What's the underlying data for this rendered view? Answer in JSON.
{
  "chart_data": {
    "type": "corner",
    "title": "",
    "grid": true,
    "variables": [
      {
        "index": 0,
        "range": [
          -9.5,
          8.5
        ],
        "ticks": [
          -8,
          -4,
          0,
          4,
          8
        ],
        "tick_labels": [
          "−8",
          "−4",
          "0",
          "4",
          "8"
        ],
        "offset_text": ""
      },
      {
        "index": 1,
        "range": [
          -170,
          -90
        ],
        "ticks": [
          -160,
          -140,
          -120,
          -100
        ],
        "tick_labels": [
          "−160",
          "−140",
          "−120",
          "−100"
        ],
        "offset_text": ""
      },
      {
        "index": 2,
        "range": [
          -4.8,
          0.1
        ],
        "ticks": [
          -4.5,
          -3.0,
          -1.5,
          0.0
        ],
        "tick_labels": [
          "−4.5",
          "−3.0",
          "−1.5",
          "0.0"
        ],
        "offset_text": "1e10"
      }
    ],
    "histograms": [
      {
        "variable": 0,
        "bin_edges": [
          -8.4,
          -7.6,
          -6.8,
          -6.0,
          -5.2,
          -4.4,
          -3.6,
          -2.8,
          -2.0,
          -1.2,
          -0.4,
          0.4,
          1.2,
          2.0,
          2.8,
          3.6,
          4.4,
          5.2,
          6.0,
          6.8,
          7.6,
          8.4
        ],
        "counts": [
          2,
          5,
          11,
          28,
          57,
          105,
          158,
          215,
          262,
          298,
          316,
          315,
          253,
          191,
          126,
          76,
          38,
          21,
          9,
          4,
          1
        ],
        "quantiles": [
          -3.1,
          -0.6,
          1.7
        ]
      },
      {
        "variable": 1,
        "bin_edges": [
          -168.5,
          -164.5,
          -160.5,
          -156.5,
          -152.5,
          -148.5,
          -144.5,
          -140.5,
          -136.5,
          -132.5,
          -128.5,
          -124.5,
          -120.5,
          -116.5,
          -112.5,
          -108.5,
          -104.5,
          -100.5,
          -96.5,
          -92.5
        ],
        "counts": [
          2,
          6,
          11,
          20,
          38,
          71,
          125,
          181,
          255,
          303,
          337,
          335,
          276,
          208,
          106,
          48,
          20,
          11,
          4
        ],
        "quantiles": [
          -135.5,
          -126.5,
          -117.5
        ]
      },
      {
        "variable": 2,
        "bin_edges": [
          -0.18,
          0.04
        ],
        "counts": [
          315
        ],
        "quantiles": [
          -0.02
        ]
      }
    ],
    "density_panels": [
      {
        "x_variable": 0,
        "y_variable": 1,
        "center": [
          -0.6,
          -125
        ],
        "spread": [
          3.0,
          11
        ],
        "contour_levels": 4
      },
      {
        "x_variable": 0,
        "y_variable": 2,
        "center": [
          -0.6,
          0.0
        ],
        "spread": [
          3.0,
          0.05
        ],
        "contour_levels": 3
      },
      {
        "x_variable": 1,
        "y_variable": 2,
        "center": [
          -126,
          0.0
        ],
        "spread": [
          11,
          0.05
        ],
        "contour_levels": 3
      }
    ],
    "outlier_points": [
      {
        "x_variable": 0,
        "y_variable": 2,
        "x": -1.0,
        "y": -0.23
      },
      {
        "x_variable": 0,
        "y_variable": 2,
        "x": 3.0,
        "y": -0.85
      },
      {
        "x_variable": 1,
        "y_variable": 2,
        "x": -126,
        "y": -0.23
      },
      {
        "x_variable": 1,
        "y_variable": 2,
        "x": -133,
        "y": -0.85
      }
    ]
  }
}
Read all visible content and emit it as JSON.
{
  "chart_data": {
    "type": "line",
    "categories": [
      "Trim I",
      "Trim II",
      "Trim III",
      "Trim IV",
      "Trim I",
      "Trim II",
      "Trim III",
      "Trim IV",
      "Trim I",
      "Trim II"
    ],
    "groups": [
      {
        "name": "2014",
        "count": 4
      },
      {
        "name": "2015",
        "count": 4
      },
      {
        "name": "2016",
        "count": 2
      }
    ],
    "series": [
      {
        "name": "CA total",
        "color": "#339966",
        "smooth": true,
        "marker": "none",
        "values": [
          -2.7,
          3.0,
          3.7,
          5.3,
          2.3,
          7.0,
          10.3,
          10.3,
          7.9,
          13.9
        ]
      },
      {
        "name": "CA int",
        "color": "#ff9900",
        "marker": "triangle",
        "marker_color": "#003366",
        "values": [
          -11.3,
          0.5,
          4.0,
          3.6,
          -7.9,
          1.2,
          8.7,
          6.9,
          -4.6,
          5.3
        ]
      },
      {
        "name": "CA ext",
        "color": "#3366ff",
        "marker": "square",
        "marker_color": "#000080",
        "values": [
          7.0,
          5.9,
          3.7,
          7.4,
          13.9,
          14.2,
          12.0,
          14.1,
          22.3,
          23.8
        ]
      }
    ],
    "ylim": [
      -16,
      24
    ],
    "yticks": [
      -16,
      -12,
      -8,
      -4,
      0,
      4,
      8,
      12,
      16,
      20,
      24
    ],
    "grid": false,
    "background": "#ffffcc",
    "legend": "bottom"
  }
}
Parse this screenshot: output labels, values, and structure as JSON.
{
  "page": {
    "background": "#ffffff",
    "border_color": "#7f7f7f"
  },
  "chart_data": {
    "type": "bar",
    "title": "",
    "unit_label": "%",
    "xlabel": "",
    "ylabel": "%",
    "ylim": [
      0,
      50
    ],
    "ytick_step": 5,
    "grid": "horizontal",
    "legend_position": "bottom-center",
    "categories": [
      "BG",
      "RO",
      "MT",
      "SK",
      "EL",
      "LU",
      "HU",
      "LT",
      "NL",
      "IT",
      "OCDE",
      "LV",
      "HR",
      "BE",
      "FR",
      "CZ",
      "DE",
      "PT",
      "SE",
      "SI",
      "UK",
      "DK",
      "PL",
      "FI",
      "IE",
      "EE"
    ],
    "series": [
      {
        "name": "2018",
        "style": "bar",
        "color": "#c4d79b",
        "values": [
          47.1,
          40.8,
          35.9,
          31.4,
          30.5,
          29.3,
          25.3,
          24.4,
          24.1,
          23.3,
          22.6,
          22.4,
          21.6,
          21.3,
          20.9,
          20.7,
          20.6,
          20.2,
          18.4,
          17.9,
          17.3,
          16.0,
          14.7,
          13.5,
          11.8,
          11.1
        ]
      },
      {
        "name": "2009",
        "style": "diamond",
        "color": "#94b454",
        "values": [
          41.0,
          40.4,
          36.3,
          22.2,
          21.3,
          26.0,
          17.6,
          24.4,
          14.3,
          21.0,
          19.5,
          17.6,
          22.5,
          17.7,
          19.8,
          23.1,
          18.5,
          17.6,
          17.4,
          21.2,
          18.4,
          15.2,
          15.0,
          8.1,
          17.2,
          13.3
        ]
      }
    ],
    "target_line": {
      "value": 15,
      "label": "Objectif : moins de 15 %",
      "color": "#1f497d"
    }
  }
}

###

▶ _WHAT YOU ARE ASKED TO DO_: Reproduce the complete data exactly as presented above.

▶ _EXERCISE SOLUTION_:
What's the underlying data for this rendered view? Answer in JSON.
{
  "chart_data": {
    "type": "corner",
    "title": "",
    "grid": true,
    "variables": [
      {
        "index": 0,
        "range": [
          -9.5,
          8.5
        ],
        "ticks": [
          -8,
          -4,
          0,
          4,
          8
        ],
        "tick_labels": [
          "−8",
          "−4",
          "0",
          "4",
          "8"
        ],
        "offset_text": ""
      },
      {
        "index": 1,
        "range": [
          -170,
          -90
        ],
        "ticks": [
          -160,
          -140,
          -120,
          -100
        ],
        "tick_labels": [
          "−160",
          "−140",
          "−120",
          "−100"
        ],
        "offset_text": ""
      },
      {
        "index": 2,
        "range": [
          -4.8,
          0.1
        ],
        "ticks": [
          -4.5,
          -3.0,
          -1.5,
          0.0
        ],
        "tick_labels": [
          "−4.5",
          "−3.0",
          "−1.5",
          "0.0"
        ],
        "offset_text": "1e10"
      }
    ],
    "histograms": [
      {
        "variable": 0,
        "bin_edges": [
          -8.4,
          -7.6,
          -6.8,
          -6.0,
          -5.2,
          -4.4,
          -3.6,
          -2.8,
          -2.0,
          -1.2,
          -0.4,
          0.4,
          1.2,
          2.0,
          2.8,
          3.6,
          4.4,
          5.2,
          6.0,
          6.8,
          7.6,
          8.4
        ],
        "counts": [
          2,
          5,
          11,
          28,
          57,
          105,
          158,
          215,
          262,
          298,
          316,
          315,
          253,
          191,
          126,
          76,
          38,
          21,
          9,
          4,
          1
        ],
        "quantiles": [
          -3.1,
          -0.6,
          1.7
        ]
      },
      {
        "variable": 1,
        "bin_edges": [
          -168.5,
          -164.5,
          -160.5,
          -156.5,
          -152.5,
          -148.5,
          -144.5,
          -140.5,
          -136.5,
          -132.5,
          -128.5,
          -124.5,
          -120.5,
          -116.5,
          -112.5,
          -108.5,
          -104.5,
          -100.5,
          -96.5,
          -92.5
        ],
        "counts": [
          2,
          6,
          11,
          20,
          38,
          71,
          125,
          181,
          255,
          303,
          337,
          335,
          276,
          208,
          106,
          48,
          20,
          11,
          4
        ],
        "quantiles": [
          -135.5,
          -126.5,
          -117.5
        ]
      },
      {
        "variable": 2,
        "bin_edges": [
          -0.18,
          0.04
        ],
        "counts": [
          315
        ],
        "quantiles": [
          -0.02
        ]
      }
    ],
    "density_panels": [
      {
        "x_variable": 0,
        "y_variable": 1,
        "center": [
          -0.6,
          -125
        ],
        "spread": [
          3.0,
          11
        ],
        "contour_levels": 4
      },
      {
        "x_variable": 0,
        "y_variable": 2,
        "center": [
          -0.6,
          0.0
        ],
        "spread": [
          3.0,
          0.05
        ],
        "contour_levels": 3
      },
      {
        "x_variable": 1,
        "y_variable": 2,
        "center": [
          -126,
          0.0
        ],
        "spread": [
          11,
          0.05
        ],
        "contour_levels": 3
      }
    ],
    "outlier_points": [
      {
        "x_variable": 0,
        "y_variable": 2,
        "x": -1.0,
        "y": -0.23
      },
      {
        "x_variable": 0,
        "y_variable": 2,
        "x": 3.0,
        "y": -0.85
      },
      {
        "x_variable": 1,
        "y_variable": 2,
        "x": -126,
        "y": -0.23
      },
      {
        "x_variable": 1,
        "y_variable": 2,
        "x": -133,
        "y": -0.85
      }
    ]
  }
}
Read all visible content and emit it as JSON.
{
  "chart_data": {
    "type": "line",
    "categories": [
      "Trim I",
      "Trim II",
      "Trim III",
      "Trim IV",
      "Trim I",
      "Trim II",
      "Trim III",
      "Trim IV",
      "Trim I",
      "Trim II"
    ],
    "groups": [
      {
        "name": "2014",
        "count": 4
      },
      {
        "name": "2015",
        "count": 4
      },
      {
        "name": "2016",
        "count": 2
      }
    ],
    "series": [
      {
        "name": "CA total",
        "color": "#339966",
        "smooth": true,
        "marker": "none",
        "values": [
          -2.7,
          3.0,
          3.7,
          5.3,
          2.3,
          7.0,
          10.3,
          10.3,
          7.9,
          13.9
        ]
      },
      {
        "name": "CA int",
        "color": "#ff9900",
        "marker": "triangle",
        "marker_color": "#003366",
        "values": [
          -11.3,
          0.5,
          4.0,
          3.6,
          -7.9,
          1.2,
          8.7,
          6.9,
          -4.6,
          5.3
        ]
      },
      {
        "name": "CA ext",
        "color": "#3366ff",
        "marker": "square",
        "marker_color": "#000080",
        "values": [
          7.0,
          5.9,
          3.7,
          7.4,
          13.9,
          14.2,
          12.0,
          14.1,
          22.3,
          23.8
        ]
      }
    ],
    "ylim": [
      -16,
      24
    ],
    "yticks": [
      -16,
      -12,
      -8,
      -4,
      0,
      4,
      8,
      12,
      16,
      20,
      24
    ],
    "grid": false,
    "background": "#ffffcc",
    "legend": "bottom"
  }
}
Parse this screenshot: output labels, values, and structure as JSON.
{
  "page": {
    "background": "#ffffff",
    "border_color": "#7f7f7f"
  },
  "chart_data": {
    "type": "bar",
    "title": "",
    "unit_label": "%",
    "xlabel": "",
    "ylabel": "%",
    "ylim": [
      0,
      50
    ],
    "ytick_step": 5,
    "grid": "horizontal",
    "legend_position": "bottom-center",
    "categories": [
      "BG",
      "RO",
      "MT",
      "SK",
      "EL",
      "LU",
      "HU",
      "LT",
      "NL",
      "IT",
      "OCDE",
      "LV",
      "HR",
      "BE",
      "FR",
      "CZ",
      "DE",
      "PT",
      "SE",
      "SI",
      "UK",
      "DK",
      "PL",
      "FI",
      "IE",
      "EE"
    ],
    "series": [
      {
        "name": "2018",
        "style": "bar",
        "color": "#c4d79b",
        "values": [
          47.1,
          40.8,
          35.9,
          31.4,
          30.5,
          29.3,
          25.3,
          24.4,
          24.1,
          23.3,
          22.6,
          22.4,
          21.6,
          21.3,
          20.9,
          20.7,
          20.6,
          20.2,
          18.4,
          17.9,
          17.3,
          16.0,
          14.7,
          13.5,
          11.8,
          11.1
        ]
      },
      {
        "name": "2009",
        "style": "diamond",
        "color": "#94b454",
        "values": [
          41.0,
          40.4,
          36.3,
          22.2,
          21.3,
          26.0,
          17.6,
          24.4,
          14.3,
          21.0,
          19.5,
          17.6,
          22.5,
          17.7,
          19.8,
          23.1,
          18.5,
          17.6,
          17.4,
          21.2,
          18.4,
          15.2,
          15.0,
          8.1,
          17.2,
          13.3
        ]
      }
    ],
    "target_line": {
      "value": 15,
      "label": "Objectif : moins de 15 %",
      "color": "#1f497d"
    }
  }
}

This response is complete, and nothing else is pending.